◆ Goal ◆
Begin at the line that contains "What text is on this page?" and reproduce it along with every line after it to the end of the listing; skip any pictures.

◆ Input records ◆
· · · ·

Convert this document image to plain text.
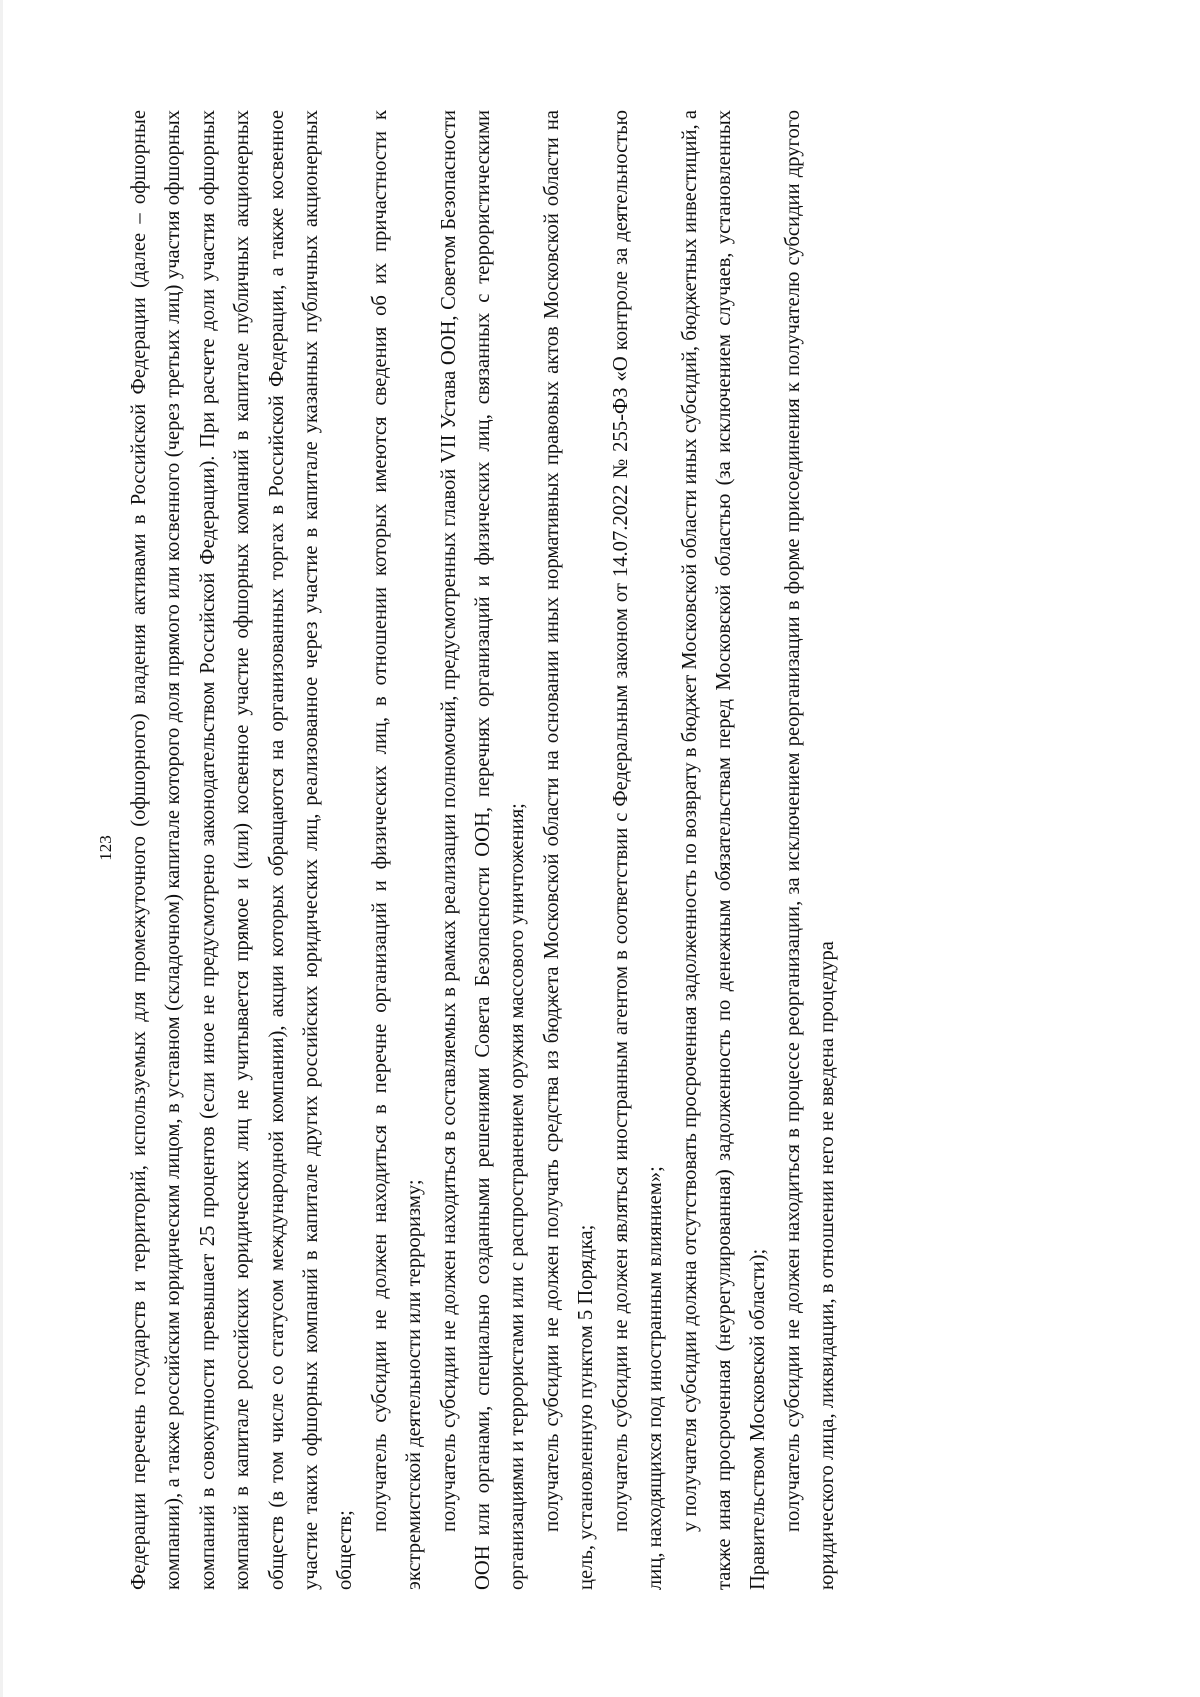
123 Федерации перечень государств и территорий, используемых для промежуточного (офшорного) владения активами в Российской Федерации (далее – офшорные компании), а также российским юридическим лицом, в уставном (складочном) капитале которого доля прямого или косвенного (через третьих лиц) участия офшорных компаний в совокупности превышает 25 процентов (если иное не предусмотрено законодательством Российской Федерации). При расчете доли участия офшорных компаний в капитале российских юридических лиц не учитывается прямое и (или) косвенное участие офшорных компаний в капитале публичных акционерных обществ (в том числе со статусом международной компании), акции которых обращаются на организованных торгах в Российской Федерации, а также косвенное участие таких офшорных компаний в капитале других российских юридических лиц, реализованное через участие в капитале указанных публичных акционерных обществ;

получатель субсидии не должен находиться в перечне организаций и физических лиц, в отношении которых имеются сведения об их причастности к экстремистской деятельности или терроризму; получатель субсидии не должен находиться в составляемых в рамках реализации полномочий, предусмотренных главой VII Устава ООН, Советом Безопасности ООН или органами, специально созданными решениями Совета Безопасности ООН, перечнях организаций и физических лиц, связанных с террористическими организациями и террористами или с распространением оружия массового уничтожения; получатель субсидии не должен получать средства из бюджета Московской области на основании иных нормативных правовых актов Московской области на цель, установленную пунктом 5 Порядка; получатель субсидии не должен являться иностранным агентом в соответствии с Федеральным законом от 14.07.2022 № 255-ФЗ «О контроле за деятельностью лиц, находящихся под иностранным влиянием»; у получателя субсидии должна отсутствовать просроченная задолженность по возврату в бюджет Московской области иных субсидий, бюджетных инвестиций, а также иная просроченная (неурегулированная) задолженность по денежным обязательствам перед Московской областью (за исключением случаев, установленных Правительством Московской области); получатель субсидии не должен находиться в процессе реорганизации, за исключением реорганизации в форме присоединения к получателю субсидии другого юридического лица, ликвидации, в отношении него не введена процедура
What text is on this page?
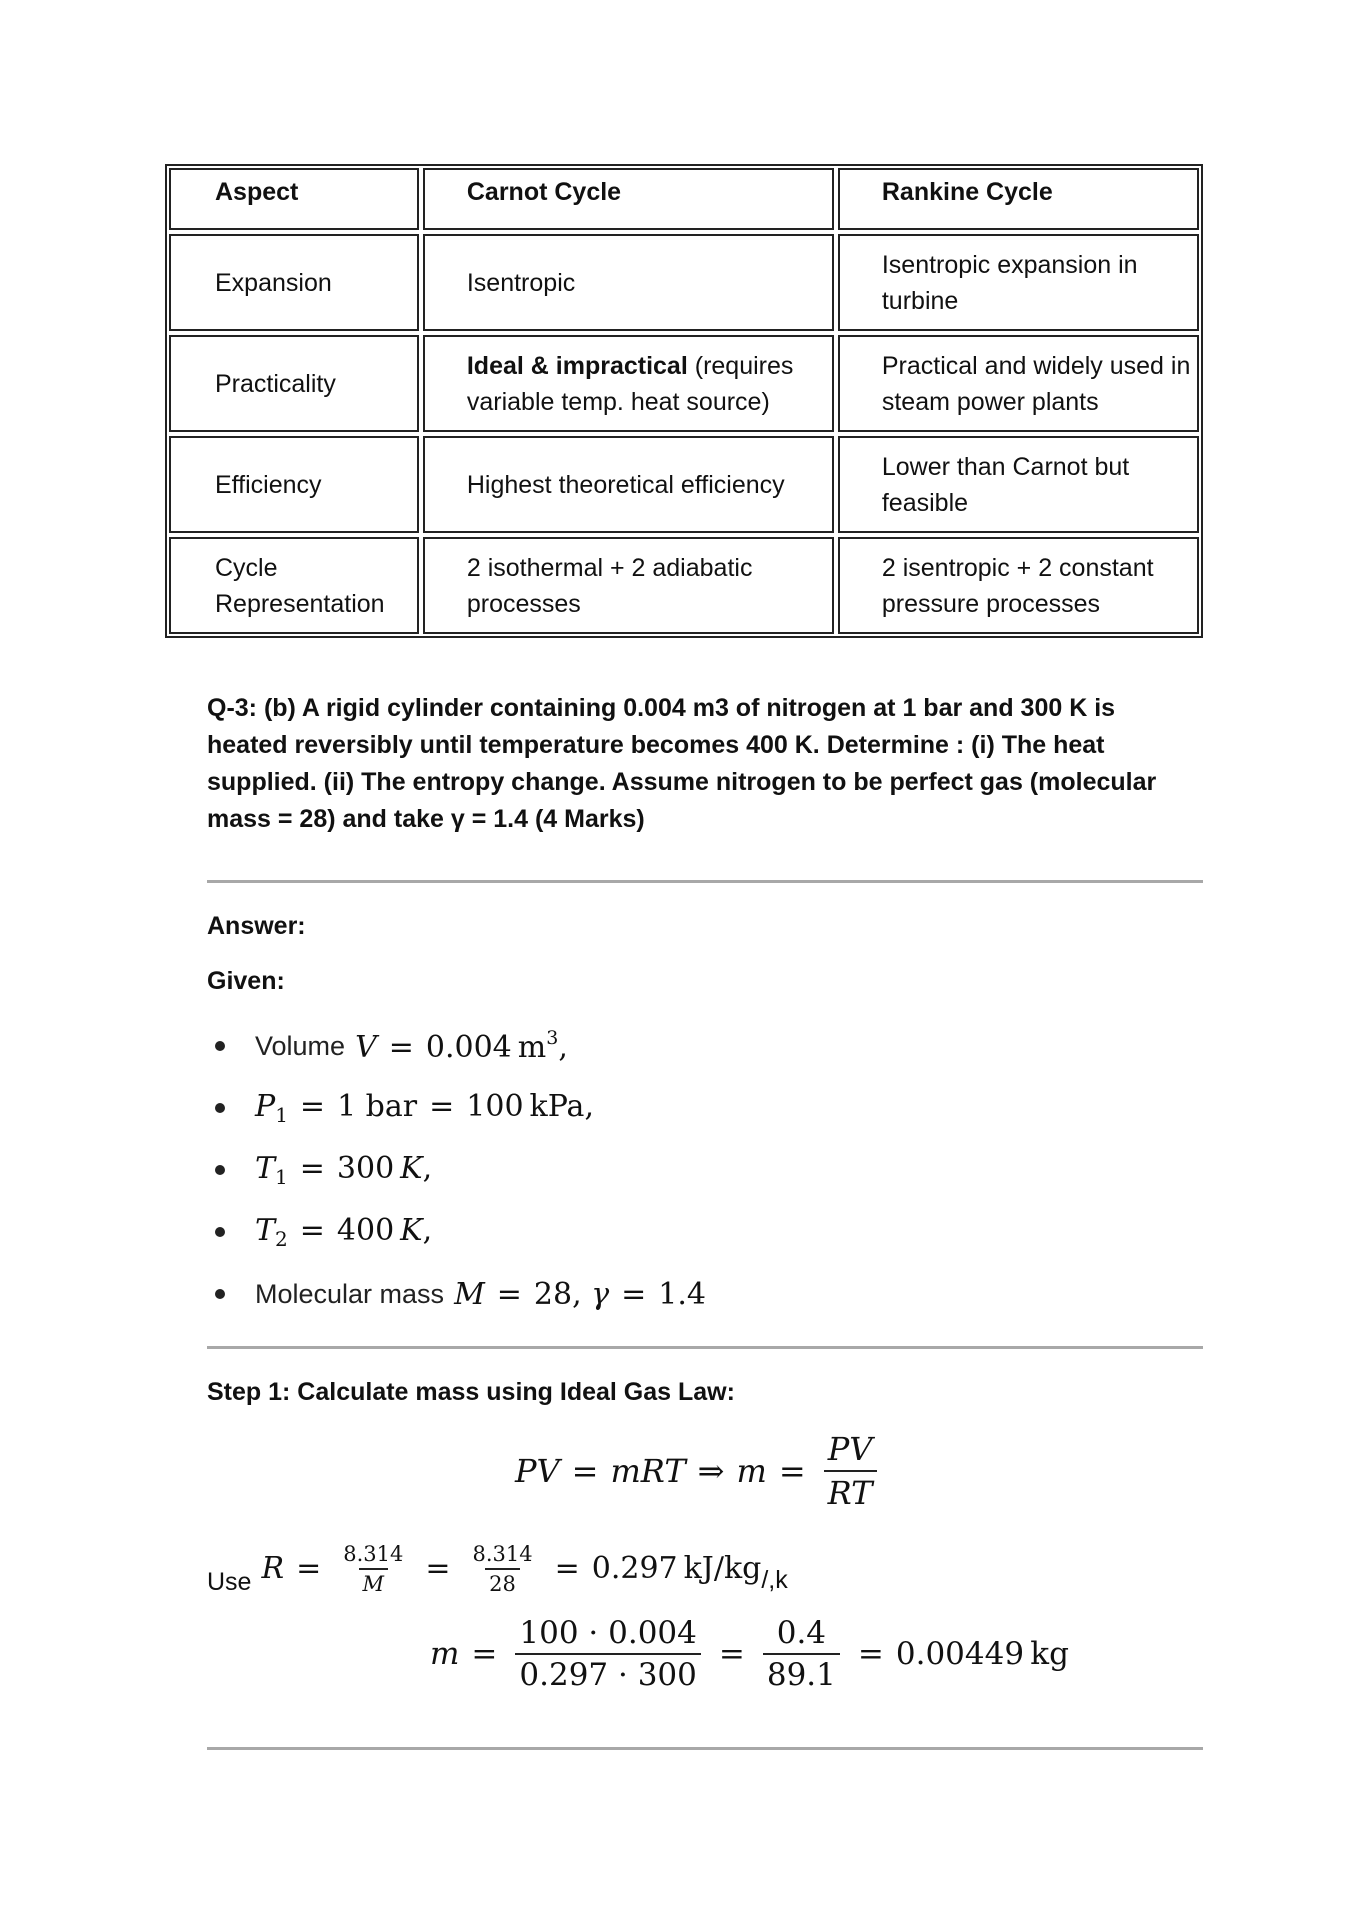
Aspect	Carnot Cycle	Rankine Cycle
Expansion	Isentropic	Isentropic expansion in turbine
Practicality	Ideal & impractical (requires variable temp. heat source)	Practical and widely used in steam power plants
Efficiency	Highest theoretical efficiency	Lower than Carnot but feasible
Cycle Representation	2 isothermal + 2 adiabatic processes	2 isentropic + 2 constant pressure processes
Q-3: (b) A rigid cylinder containing 0.004 m3 of nitrogen at 1 bar and 300 K is heated reversibly until temperature becomes 400 K. Determine : (i) The heat supplied. (ii) The entropy change. Assume nitrogen to be perfect gas (molecular mass = 28) and take γ = 1.4 (4 Marks)
Answer:
Given:
Volume V = 0.004  $m^3$,
$P_1 = 1$ bar = 100  kPa,
$T_1 = 300$  K,
$T_2 = 400$  K,
Molecular mass M = 28, γ = 1.4
Step 1: Calculate mass using Ideal Gas Law:
PV = mRT ⇒ $m = \frac{PV}{RT}$
Use $R = \frac{8.314}{M} = \frac{8.314}{28} = 0.297$
  kJ/kg /,k
$m = \frac{100 \cdot 0.004}{0.297 \cdot 300} = \frac{0.4}{89.1} = 0.00449$
  kg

· · · ·

◆ Output of the exercise ◆
What text is on this page?
Aspect	Carnot Cycle	Rankine Cycle
Expansion	Isentropic	Isentropic expansion in turbine
Practicality	Ideal & impractical (requires variable temp. heat source)	Practical and widely used in steam power plants
Efficiency	Highest theoretical efficiency	Lower than Carnot but feasible
Cycle Representation	2 isothermal + 2 adiabatic processes	2 isentropic + 2 constant pressure processes
Q-3: (b) A rigid cylinder containing 0.004 m3 of nitrogen at 1 bar and 300 K is heated reversibly until temperature becomes 400 K. Determine : (i) The heat supplied. (ii) The entropy change. Assume nitrogen to be perfect gas (molecular mass = 28) and take γ = 1.4 (4 Marks)
Answer:
Given:
Volume V = 0.004  $m^3$,
$P_1 = 1$ bar = 100  kPa,
$T_1 = 300$  K,
$T_2 = 400$  K,
Molecular mass M = 28, γ = 1.4
Step 1: Calculate mass using Ideal Gas Law:
PV = mRT ⇒ $m = \frac{PV}{RT}$
Use $R = \frac{8.314}{M} = \frac{8.314}{28} = 0.297$
  kJ/kg /,k
$m = \frac{100 \cdot 0.004}{0.297 \cdot 300} = \frac{0.4}{89.1} = 0.00449$
  kg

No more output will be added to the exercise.